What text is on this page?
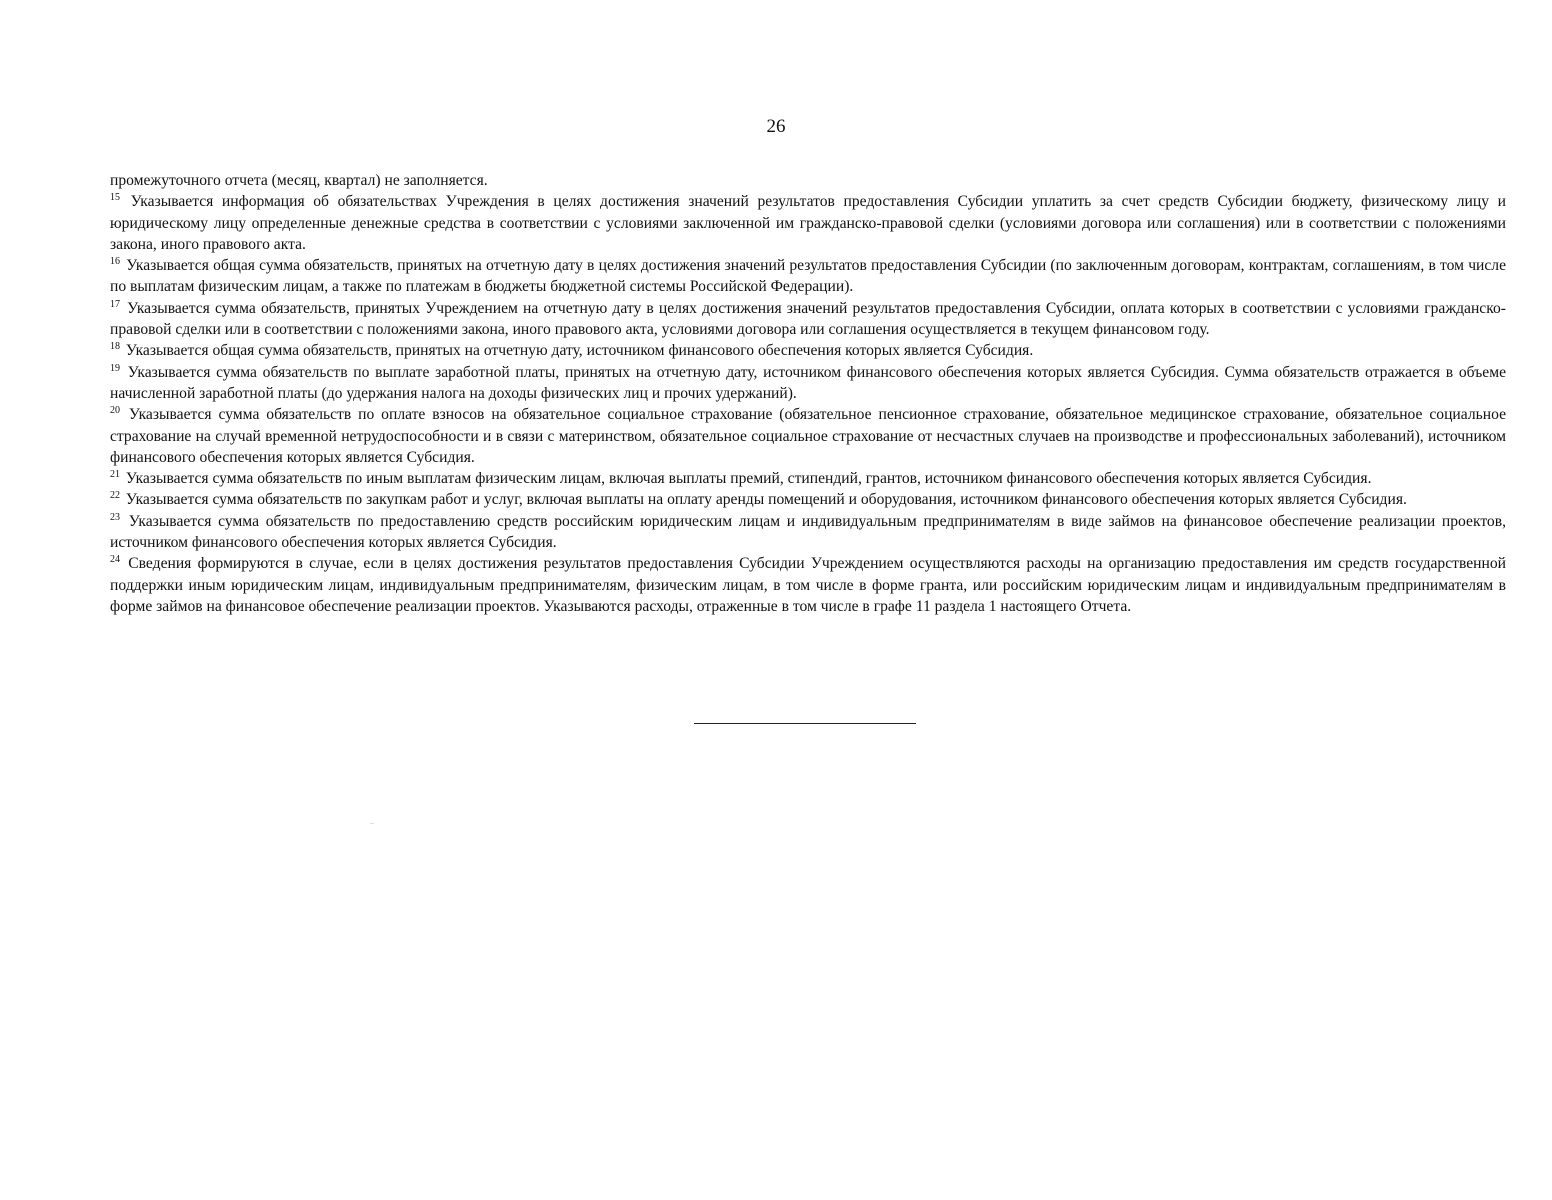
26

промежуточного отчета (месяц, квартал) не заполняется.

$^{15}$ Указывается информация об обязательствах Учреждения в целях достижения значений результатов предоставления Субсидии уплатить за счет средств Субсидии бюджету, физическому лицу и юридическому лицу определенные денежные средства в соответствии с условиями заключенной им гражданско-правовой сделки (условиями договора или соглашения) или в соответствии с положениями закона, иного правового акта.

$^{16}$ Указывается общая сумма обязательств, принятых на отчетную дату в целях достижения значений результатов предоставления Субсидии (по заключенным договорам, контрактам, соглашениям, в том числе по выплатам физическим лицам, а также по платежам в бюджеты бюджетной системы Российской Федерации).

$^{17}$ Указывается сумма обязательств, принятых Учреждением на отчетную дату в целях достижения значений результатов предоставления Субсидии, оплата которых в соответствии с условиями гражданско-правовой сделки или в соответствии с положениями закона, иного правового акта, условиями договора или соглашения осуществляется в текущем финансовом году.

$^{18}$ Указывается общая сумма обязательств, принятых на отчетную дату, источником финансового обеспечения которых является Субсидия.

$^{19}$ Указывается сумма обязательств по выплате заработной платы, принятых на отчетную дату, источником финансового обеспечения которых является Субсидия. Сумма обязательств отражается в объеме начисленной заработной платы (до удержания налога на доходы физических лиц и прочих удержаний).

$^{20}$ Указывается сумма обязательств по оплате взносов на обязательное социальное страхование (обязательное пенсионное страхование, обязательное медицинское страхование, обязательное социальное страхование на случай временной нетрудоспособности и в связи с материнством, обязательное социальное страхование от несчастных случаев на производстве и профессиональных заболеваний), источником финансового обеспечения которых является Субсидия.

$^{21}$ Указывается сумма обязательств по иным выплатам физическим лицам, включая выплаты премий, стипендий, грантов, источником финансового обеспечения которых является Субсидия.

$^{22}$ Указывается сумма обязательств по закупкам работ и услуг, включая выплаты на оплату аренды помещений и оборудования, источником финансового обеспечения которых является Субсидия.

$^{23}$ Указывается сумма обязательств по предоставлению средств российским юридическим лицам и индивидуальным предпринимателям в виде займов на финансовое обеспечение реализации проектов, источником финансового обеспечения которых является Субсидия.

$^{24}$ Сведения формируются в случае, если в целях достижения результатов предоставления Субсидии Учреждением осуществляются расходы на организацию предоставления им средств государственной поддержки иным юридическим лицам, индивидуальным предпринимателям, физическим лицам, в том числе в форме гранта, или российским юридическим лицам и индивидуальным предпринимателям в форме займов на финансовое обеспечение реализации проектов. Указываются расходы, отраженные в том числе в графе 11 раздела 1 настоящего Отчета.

==

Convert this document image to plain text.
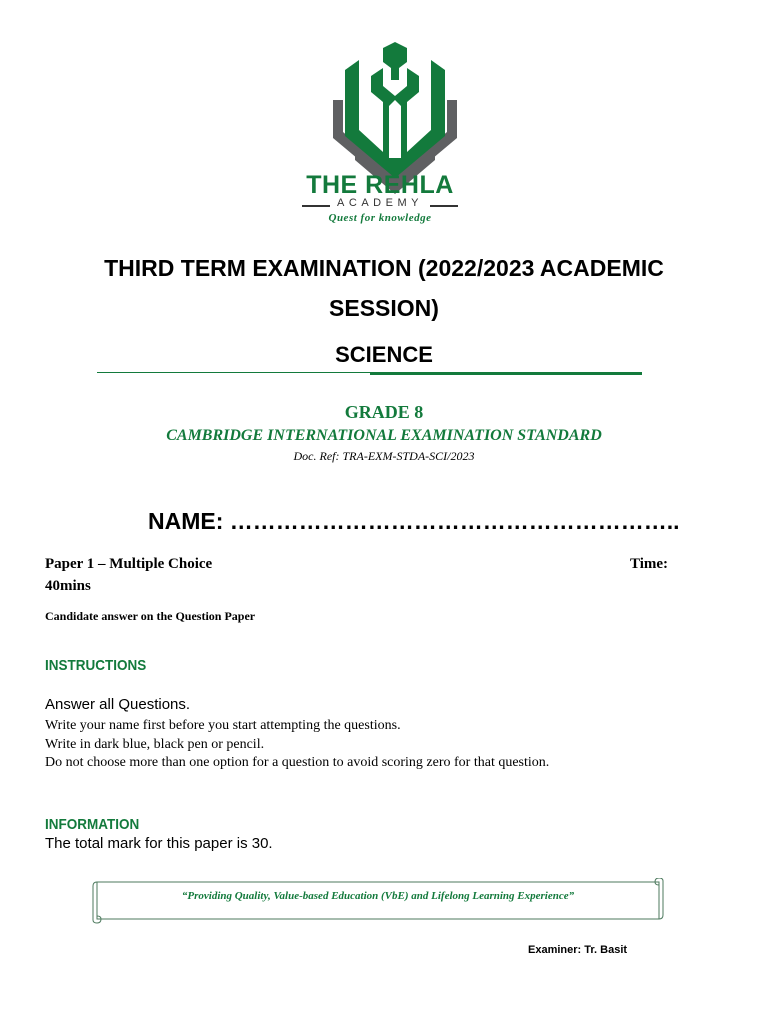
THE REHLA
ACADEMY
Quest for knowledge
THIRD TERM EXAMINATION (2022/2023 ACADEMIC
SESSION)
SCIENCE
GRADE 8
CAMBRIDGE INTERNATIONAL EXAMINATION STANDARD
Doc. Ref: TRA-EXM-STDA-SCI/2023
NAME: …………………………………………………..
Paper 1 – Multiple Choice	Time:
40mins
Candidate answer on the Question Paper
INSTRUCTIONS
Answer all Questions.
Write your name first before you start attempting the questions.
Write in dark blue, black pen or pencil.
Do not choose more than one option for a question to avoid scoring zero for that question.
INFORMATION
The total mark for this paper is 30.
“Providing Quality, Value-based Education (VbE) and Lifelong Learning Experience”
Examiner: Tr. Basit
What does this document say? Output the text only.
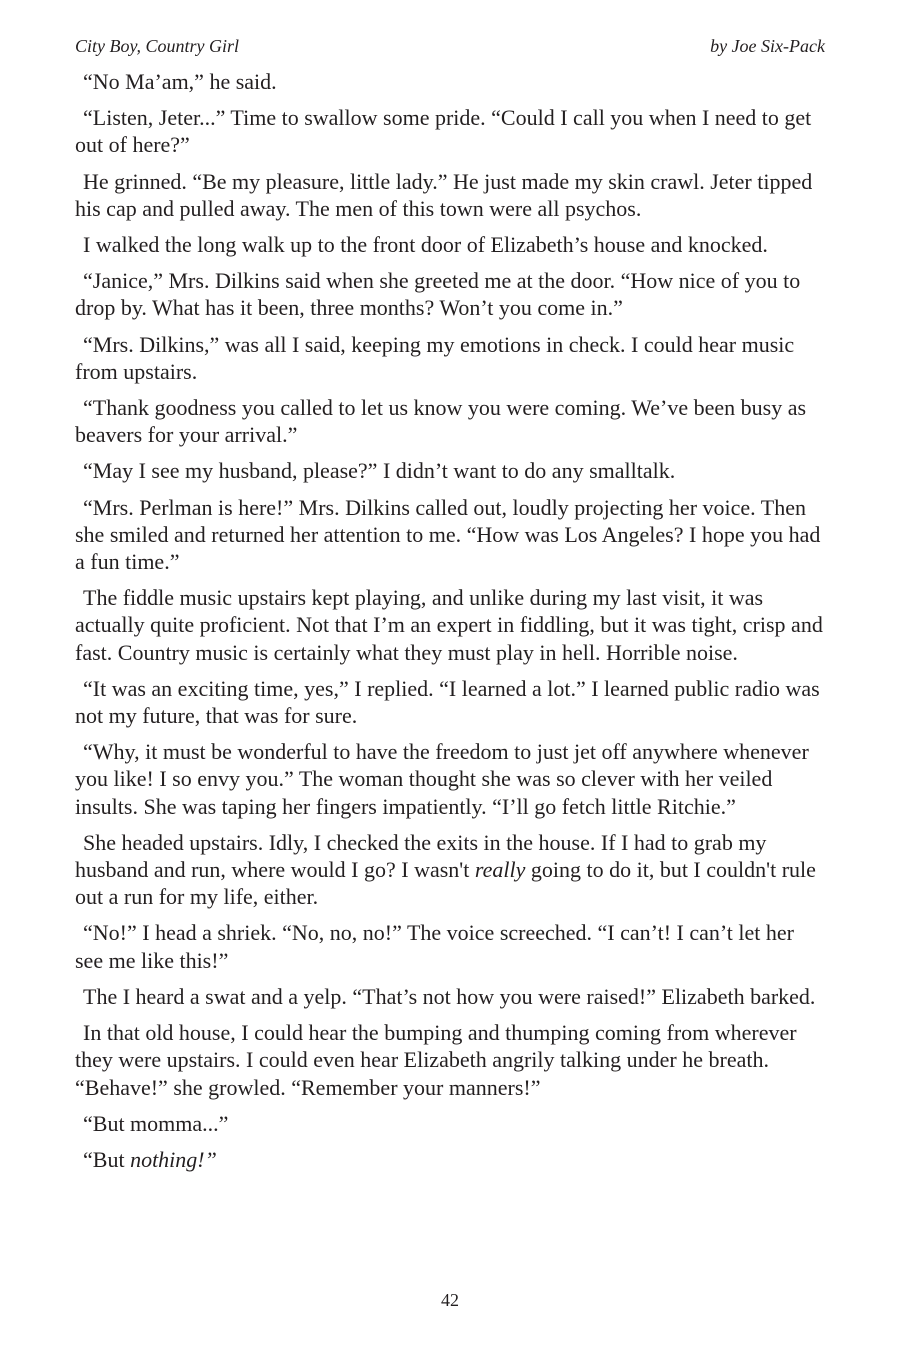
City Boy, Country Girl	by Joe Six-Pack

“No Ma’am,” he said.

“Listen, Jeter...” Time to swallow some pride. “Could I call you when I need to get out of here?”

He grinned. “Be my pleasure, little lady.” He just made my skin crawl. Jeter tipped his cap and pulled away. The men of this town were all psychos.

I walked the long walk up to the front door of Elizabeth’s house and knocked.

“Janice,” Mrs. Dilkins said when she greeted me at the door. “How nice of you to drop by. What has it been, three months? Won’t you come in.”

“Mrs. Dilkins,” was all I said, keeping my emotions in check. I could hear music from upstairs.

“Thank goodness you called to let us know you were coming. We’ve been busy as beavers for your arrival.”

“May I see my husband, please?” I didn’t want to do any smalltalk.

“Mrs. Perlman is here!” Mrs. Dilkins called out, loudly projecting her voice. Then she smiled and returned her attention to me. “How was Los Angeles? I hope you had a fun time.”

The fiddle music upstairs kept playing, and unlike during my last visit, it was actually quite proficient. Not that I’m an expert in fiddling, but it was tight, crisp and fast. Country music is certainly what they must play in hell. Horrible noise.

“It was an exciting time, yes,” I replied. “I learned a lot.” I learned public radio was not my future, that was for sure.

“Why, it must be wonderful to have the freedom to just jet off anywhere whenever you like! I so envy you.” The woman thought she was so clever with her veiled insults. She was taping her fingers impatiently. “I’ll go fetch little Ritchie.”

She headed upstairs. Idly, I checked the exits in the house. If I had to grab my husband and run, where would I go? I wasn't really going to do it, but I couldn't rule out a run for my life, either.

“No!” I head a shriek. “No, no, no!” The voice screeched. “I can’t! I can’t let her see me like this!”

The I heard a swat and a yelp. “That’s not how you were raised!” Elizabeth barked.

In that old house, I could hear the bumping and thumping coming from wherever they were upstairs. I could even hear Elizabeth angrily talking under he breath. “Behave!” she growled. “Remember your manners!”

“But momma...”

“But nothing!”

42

--

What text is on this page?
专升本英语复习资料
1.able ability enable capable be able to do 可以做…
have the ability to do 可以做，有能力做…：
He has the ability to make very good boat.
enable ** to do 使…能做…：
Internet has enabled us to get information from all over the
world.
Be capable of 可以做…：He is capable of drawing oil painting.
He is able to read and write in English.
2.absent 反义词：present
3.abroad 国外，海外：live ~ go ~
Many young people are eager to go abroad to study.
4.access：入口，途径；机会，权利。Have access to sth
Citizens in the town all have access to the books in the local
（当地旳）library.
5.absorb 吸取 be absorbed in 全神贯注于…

* Objective: Scan the data above and copy every line with "abroad" in it.

* Exercise solution:
3.abroad 国外，海外：live ~ go ~
Many young people are eager to go abroad to study.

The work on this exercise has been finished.